▶ _AIM_
Return the records word for word. Any pictures in them are not part of the copy.

▶ _PROVIDED ENTRIES_

________________________

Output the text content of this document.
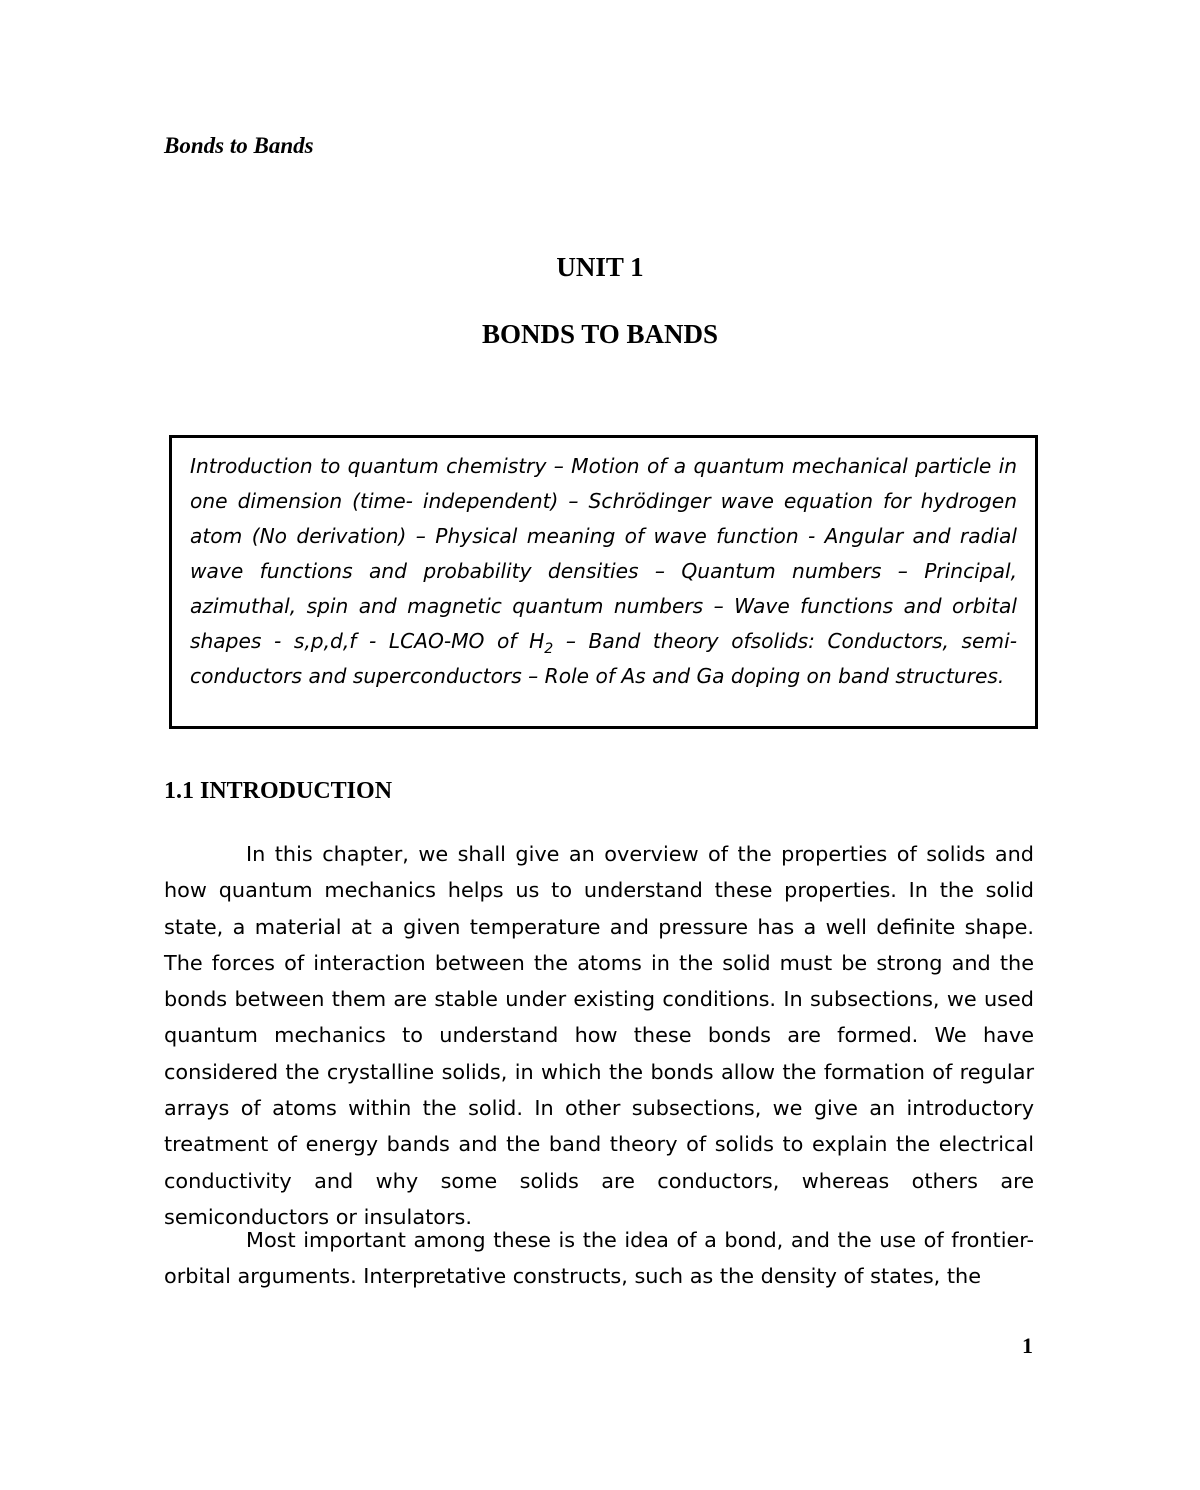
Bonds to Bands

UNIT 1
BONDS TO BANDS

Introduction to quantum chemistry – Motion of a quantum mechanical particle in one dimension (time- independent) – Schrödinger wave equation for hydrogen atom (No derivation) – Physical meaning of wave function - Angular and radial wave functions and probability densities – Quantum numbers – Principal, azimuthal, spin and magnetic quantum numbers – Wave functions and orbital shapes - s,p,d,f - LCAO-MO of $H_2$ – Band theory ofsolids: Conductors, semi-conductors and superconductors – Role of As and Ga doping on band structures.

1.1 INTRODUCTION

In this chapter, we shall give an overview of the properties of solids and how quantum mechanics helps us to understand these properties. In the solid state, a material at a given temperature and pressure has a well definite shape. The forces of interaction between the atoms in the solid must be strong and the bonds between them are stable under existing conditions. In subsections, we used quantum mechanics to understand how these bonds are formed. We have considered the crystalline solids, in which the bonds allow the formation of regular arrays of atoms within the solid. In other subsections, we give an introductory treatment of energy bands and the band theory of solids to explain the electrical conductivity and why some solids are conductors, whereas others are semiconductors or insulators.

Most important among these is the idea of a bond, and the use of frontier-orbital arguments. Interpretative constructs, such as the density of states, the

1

________________________

▶ _RESULT OF THE TASK_
Output the text content of this document.
Bonds to Bands

UNIT 1
BONDS TO BANDS

Introduction to quantum chemistry – Motion of a quantum mechanical particle in one dimension (time- independent) – Schrödinger wave equation for hydrogen atom (No derivation) – Physical meaning of wave function - Angular and radial wave functions and probability densities – Quantum numbers – Principal, azimuthal, spin and magnetic quantum numbers – Wave functions and orbital shapes - s,p,d,f - LCAO-MO of $H_2$ – Band theory ofsolids: Conductors, semi-conductors and superconductors – Role of As and Ga doping on band structures.

1.1 INTRODUCTION

In this chapter, we shall give an overview of the properties of solids and how quantum mechanics helps us to understand these properties. In the solid state, a material at a given temperature and pressure has a well definite shape. The forces of interaction between the atoms in the solid must be strong and the bonds between them are stable under existing conditions. In subsections, we used quantum mechanics to understand how these bonds are formed. We have considered the crystalline solids, in which the bonds allow the formation of regular arrays of atoms within the solid. In other subsections, we give an introductory treatment of energy bands and the band theory of solids to explain the electrical conductivity and why some solids are conductors, whereas others are semiconductors or insulators.

Most important among these is the idea of a bond, and the use of frontier-orbital arguments. Interpretative constructs, such as the density of states, the

1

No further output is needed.